▶ _EXERCISE DIRECTIONS_
Each record below is to be copied word for word, with pictures removed.

★ ★ ★

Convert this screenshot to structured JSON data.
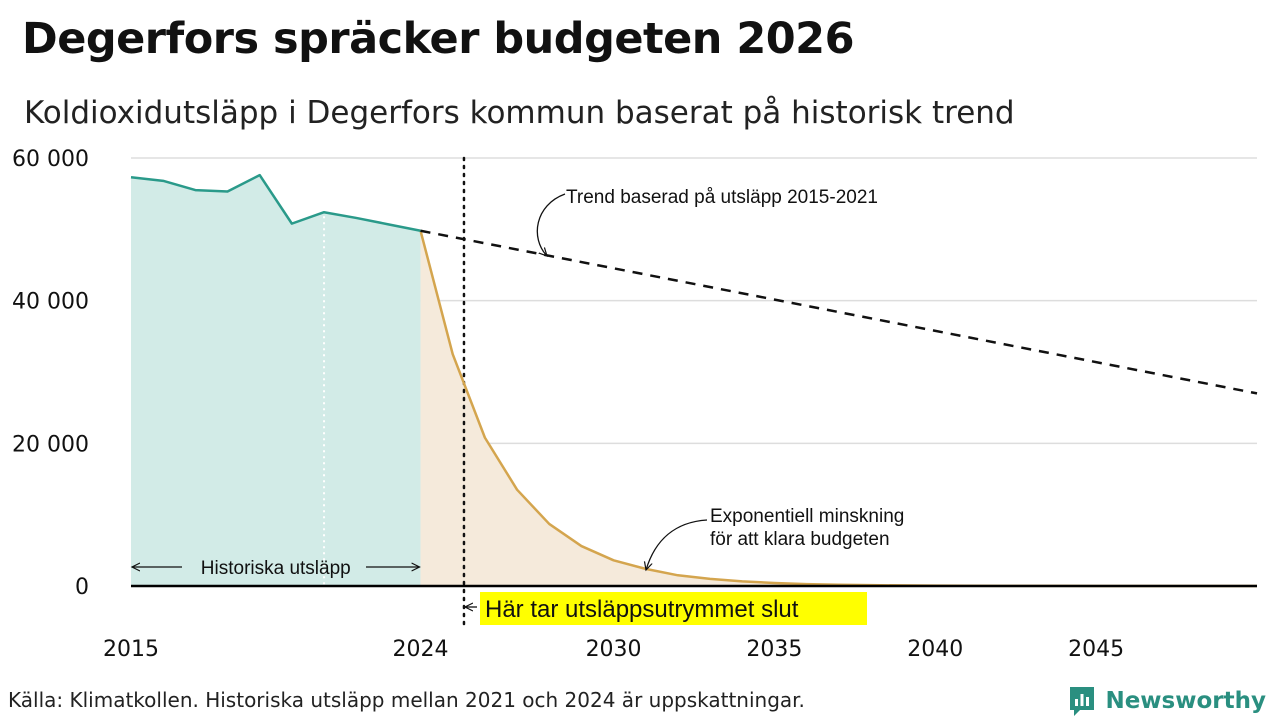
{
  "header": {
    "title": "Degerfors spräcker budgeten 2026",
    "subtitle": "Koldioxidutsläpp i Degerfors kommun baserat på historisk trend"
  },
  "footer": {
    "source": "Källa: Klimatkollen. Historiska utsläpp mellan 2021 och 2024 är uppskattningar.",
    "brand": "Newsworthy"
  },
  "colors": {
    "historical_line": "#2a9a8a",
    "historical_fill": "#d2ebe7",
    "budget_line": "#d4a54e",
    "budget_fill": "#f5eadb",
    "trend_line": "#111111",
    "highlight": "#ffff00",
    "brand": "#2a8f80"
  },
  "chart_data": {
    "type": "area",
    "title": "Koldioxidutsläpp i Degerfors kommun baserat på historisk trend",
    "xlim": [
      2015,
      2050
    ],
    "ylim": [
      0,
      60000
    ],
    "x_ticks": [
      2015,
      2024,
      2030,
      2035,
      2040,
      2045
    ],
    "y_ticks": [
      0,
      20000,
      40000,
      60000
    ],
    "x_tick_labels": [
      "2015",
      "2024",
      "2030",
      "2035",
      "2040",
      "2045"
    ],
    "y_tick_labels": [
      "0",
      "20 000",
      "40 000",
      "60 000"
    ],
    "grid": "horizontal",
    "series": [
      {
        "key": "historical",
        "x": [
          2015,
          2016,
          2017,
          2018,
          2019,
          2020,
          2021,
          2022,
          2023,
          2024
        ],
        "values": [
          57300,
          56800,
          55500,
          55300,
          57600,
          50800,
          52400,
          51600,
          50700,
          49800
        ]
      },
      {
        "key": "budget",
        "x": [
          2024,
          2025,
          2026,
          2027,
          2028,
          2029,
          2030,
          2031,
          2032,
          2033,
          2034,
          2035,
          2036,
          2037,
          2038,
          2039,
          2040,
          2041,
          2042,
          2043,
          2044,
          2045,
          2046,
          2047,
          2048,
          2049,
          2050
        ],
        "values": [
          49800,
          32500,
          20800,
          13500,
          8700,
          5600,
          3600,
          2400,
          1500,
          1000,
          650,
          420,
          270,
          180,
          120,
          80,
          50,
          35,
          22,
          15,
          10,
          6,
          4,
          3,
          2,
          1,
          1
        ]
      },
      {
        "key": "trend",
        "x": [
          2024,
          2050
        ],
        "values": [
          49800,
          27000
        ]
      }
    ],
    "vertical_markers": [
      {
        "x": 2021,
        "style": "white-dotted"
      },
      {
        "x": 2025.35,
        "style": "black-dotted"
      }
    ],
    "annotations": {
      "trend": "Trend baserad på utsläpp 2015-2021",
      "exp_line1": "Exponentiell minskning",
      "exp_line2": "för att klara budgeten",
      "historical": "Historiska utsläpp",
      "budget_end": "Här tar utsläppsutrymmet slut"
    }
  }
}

★ ★ ★

▶ _WORKED ANSWER_
Convert this screenshot to structured JSON data.
{
  "header": {
    "title": "Degerfors spräcker budgeten 2026",
    "subtitle": "Koldioxidutsläpp i Degerfors kommun baserat på historisk trend"
  },
  "footer": {
    "source": "Källa: Klimatkollen. Historiska utsläpp mellan 2021 och 2024 är uppskattningar.",
    "brand": "Newsworthy"
  },
  "colors": {
    "historical_line": "#2a9a8a",
    "historical_fill": "#d2ebe7",
    "budget_line": "#d4a54e",
    "budget_fill": "#f5eadb",
    "trend_line": "#111111",
    "highlight": "#ffff00",
    "brand": "#2a8f80"
  },
  "chart_data": {
    "type": "area",
    "title": "Koldioxidutsläpp i Degerfors kommun baserat på historisk trend",
    "xlim": [
      2015,
      2050
    ],
    "ylim": [
      0,
      60000
    ],
    "x_ticks": [
      2015,
      2024,
      2030,
      2035,
      2040,
      2045
    ],
    "y_ticks": [
      0,
      20000,
      40000,
      60000
    ],
    "x_tick_labels": [
      "2015",
      "2024",
      "2030",
      "2035",
      "2040",
      "2045"
    ],
    "y_tick_labels": [
      "0",
      "20 000",
      "40 000",
      "60 000"
    ],
    "grid": "horizontal",
    "series": [
      {
        "key": "historical",
        "x": [
          2015,
          2016,
          2017,
          2018,
          2019,
          2020,
          2021,
          2022,
          2023,
          2024
        ],
        "values": [
          57300,
          56800,
          55500,
          55300,
          57600,
          50800,
          52400,
          51600,
          50700,
          49800
        ]
      },
      {
        "key": "budget",
        "x": [
          2024,
          2025,
          2026,
          2027,
          2028,
          2029,
          2030,
          2031,
          2032,
          2033,
          2034,
          2035,
          2036,
          2037,
          2038,
          2039,
          2040,
          2041,
          2042,
          2043,
          2044,
          2045,
          2046,
          2047,
          2048,
          2049,
          2050
        ],
        "values": [
          49800,
          32500,
          20800,
          13500,
          8700,
          5600,
          3600,
          2400,
          1500,
          1000,
          650,
          420,
          270,
          180,
          120,
          80,
          50,
          35,
          22,
          15,
          10,
          6,
          4,
          3,
          2,
          1,
          1
        ]
      },
      {
        "key": "trend",
        "x": [
          2024,
          2050
        ],
        "values": [
          49800,
          27000
        ]
      }
    ],
    "vertical_markers": [
      {
        "x": 2021,
        "style": "white-dotted"
      },
      {
        "x": 2025.35,
        "style": "black-dotted"
      }
    ],
    "annotations": {
      "trend": "Trend baserad på utsläpp 2015-2021",
      "exp_line1": "Exponentiell minskning",
      "exp_line2": "för att klara budgeten",
      "historical": "Historiska utsläpp",
      "budget_end": "Här tar utsläppsutrymmet slut"
    }
  }
}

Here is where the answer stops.